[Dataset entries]
────────────────
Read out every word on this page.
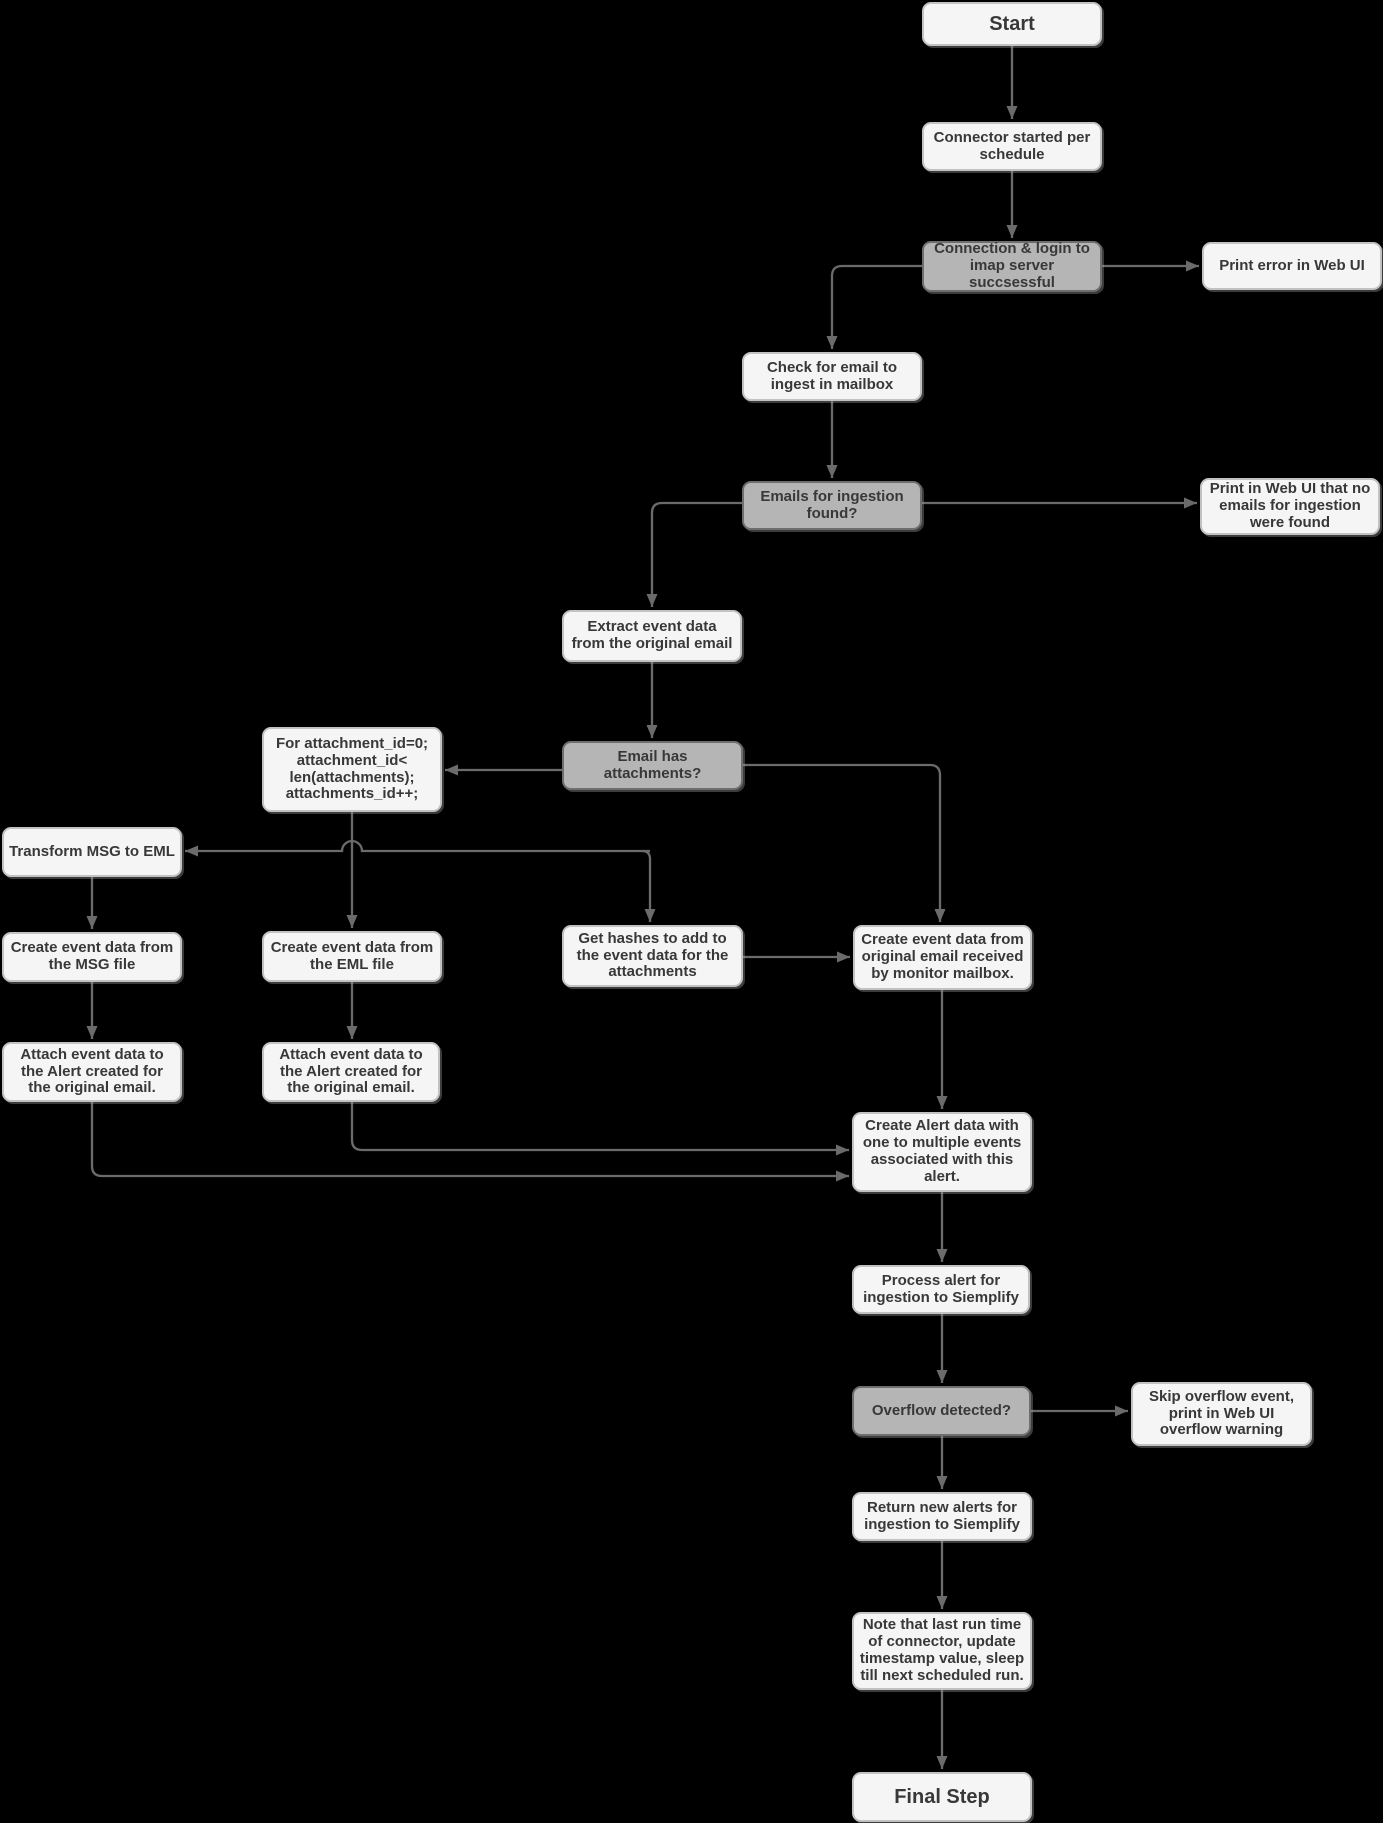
Start
Connector started per schedule
Connection & login to imap server succsessful
Print error in Web UI
Check for email to ingest in mailbox
Emails for ingestion found?
Print in Web UI that no emails for ingestion were found
Extract event data from the original email
For attachment_id=0; attachment_id< len(attachments); attachments_id++;
Email has attachments?
Transform MSG to EML
Create event data from the MSG file
Create event data from the EML file
Get hashes to add to the event data for the attachments
Create event data from original email received by monitor mailbox.
Attach event data to the Alert created for the original email.
Attach event data to the Alert created for the original email.
Create Alert data with one to multiple events associated with this alert.
Process alert for ingestion to Siemplify
Overflow detected?
Skip overflow event, print in Web UI overflow warning
Return new alerts for ingestion to Siemplify
Note that last run time of connector, update timestamp value, sleep till next scheduled run.
Final Step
────────────────
Identify each line in the records above containing the word "that"; copy those lines.

Print in Web UI that no emails for ingestion were found
Note that last run time of connector, update timestamp value, sleep till next scheduled run.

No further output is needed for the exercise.